• _Direction_:
Give every line from the entries that contains "text".

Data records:

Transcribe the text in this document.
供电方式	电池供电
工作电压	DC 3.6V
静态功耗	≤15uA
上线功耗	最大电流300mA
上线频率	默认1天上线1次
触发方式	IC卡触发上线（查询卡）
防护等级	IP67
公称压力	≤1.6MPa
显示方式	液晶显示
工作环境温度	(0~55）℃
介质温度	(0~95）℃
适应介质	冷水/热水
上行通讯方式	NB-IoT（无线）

...

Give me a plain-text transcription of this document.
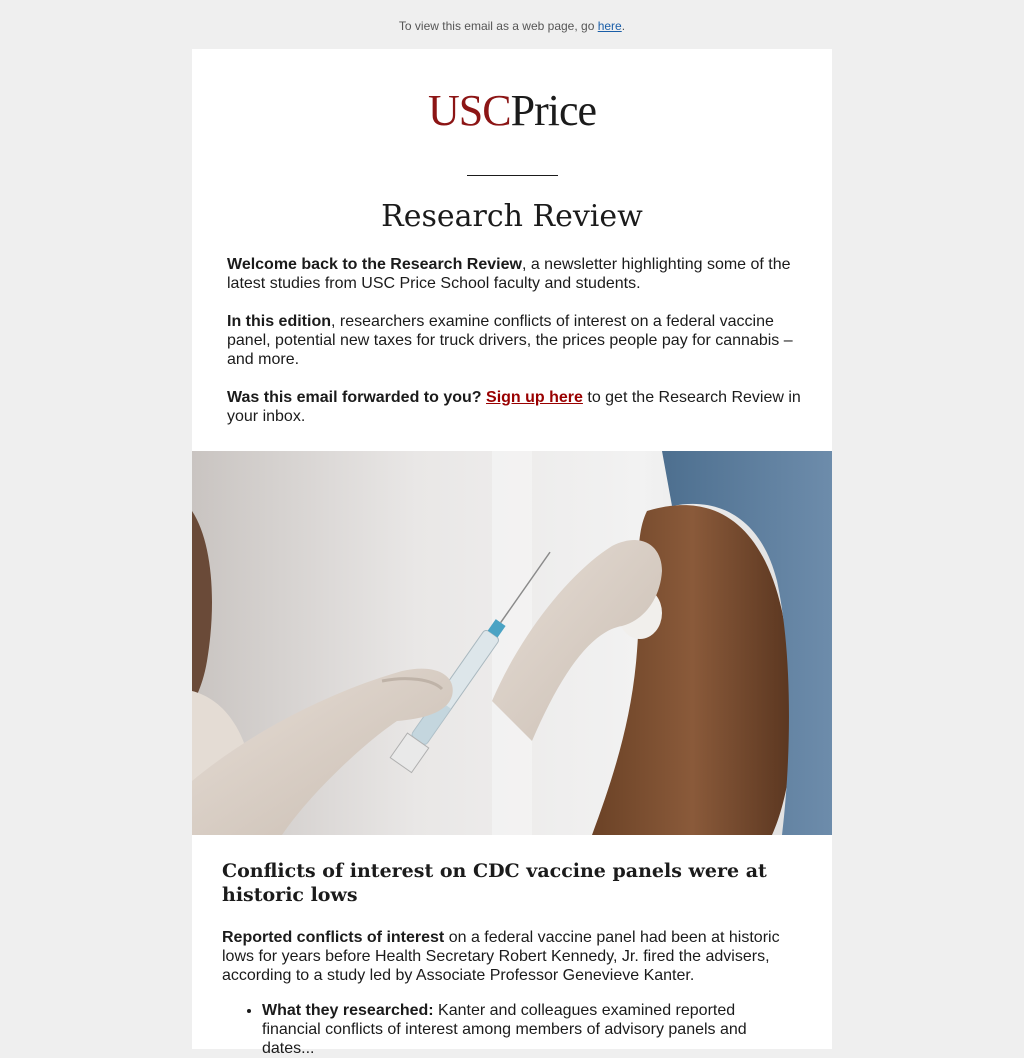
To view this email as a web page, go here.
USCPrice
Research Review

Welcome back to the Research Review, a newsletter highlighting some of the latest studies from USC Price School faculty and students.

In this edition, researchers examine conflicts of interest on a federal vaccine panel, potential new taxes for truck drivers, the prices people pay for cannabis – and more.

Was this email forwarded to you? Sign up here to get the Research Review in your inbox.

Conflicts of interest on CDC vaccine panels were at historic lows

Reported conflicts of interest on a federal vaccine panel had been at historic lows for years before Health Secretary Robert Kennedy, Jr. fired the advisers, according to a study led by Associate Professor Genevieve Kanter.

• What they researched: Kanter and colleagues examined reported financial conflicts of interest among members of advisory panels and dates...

---

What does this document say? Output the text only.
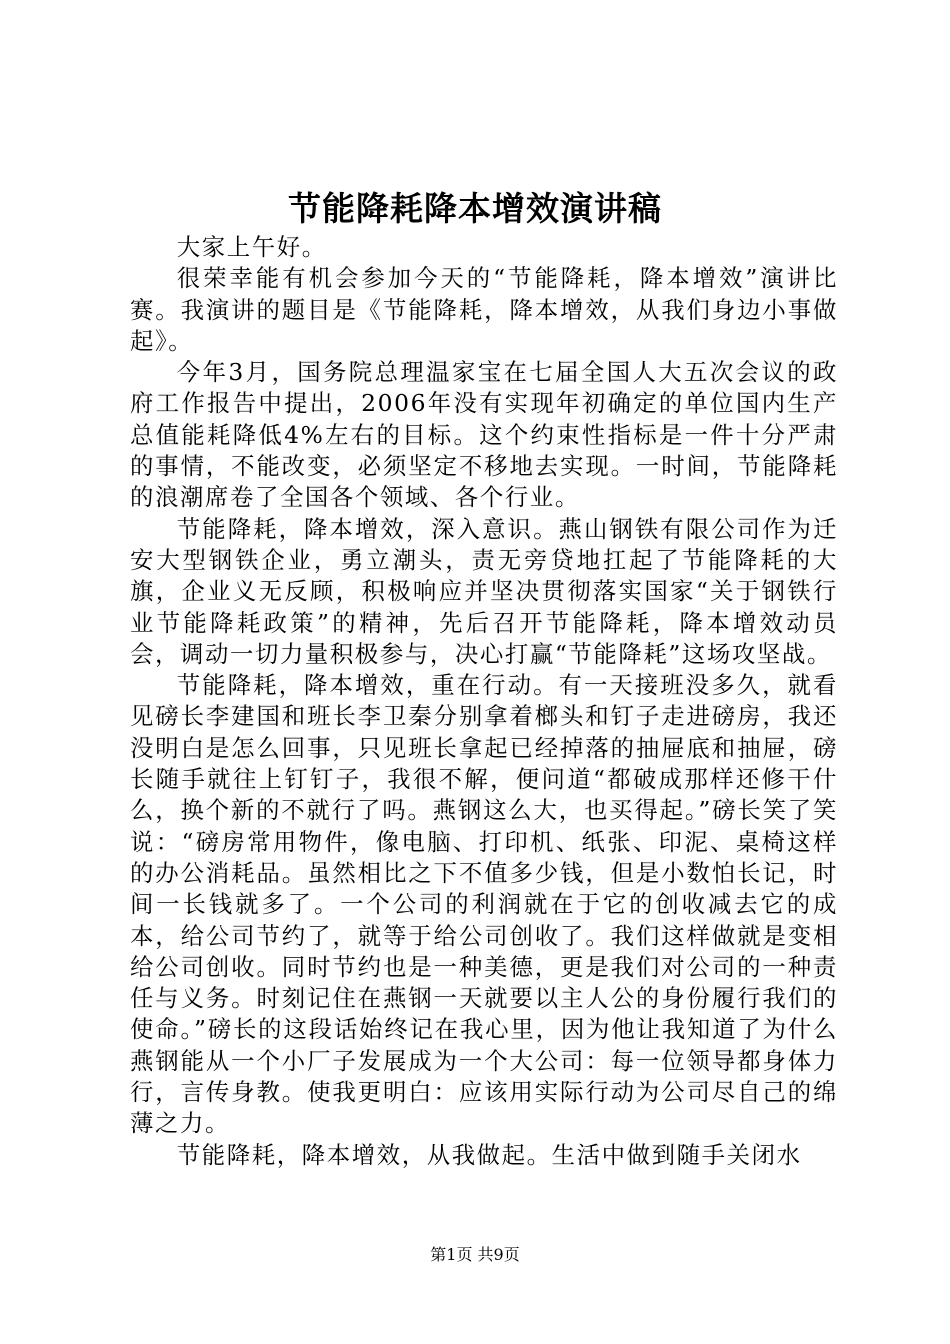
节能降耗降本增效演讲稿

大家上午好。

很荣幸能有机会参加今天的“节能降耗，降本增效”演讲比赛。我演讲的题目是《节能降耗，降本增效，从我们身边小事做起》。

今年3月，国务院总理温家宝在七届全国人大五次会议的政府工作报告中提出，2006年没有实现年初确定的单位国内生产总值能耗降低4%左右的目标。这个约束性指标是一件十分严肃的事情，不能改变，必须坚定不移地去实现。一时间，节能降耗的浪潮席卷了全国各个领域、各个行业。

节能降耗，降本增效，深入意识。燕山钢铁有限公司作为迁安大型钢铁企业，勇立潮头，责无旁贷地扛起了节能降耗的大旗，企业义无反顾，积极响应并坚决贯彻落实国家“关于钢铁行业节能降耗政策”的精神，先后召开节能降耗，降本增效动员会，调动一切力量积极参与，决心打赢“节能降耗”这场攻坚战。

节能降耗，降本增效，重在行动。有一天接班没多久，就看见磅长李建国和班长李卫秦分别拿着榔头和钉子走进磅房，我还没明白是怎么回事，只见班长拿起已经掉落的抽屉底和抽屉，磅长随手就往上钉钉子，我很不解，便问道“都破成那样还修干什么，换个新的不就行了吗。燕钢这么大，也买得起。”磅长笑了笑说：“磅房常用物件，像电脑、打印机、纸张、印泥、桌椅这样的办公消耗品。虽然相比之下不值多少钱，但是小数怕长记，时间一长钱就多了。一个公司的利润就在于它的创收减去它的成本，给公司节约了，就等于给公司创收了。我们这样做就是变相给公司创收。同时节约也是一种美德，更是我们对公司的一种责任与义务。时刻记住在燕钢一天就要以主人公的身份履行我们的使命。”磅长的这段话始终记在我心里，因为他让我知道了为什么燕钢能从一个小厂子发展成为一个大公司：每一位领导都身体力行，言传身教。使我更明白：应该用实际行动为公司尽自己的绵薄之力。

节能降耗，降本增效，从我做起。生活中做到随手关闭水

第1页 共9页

• _Correct output_:
Transcribe the text in this document.
Give me a plain-text transcription of this document.
What does this document say? Output the text only.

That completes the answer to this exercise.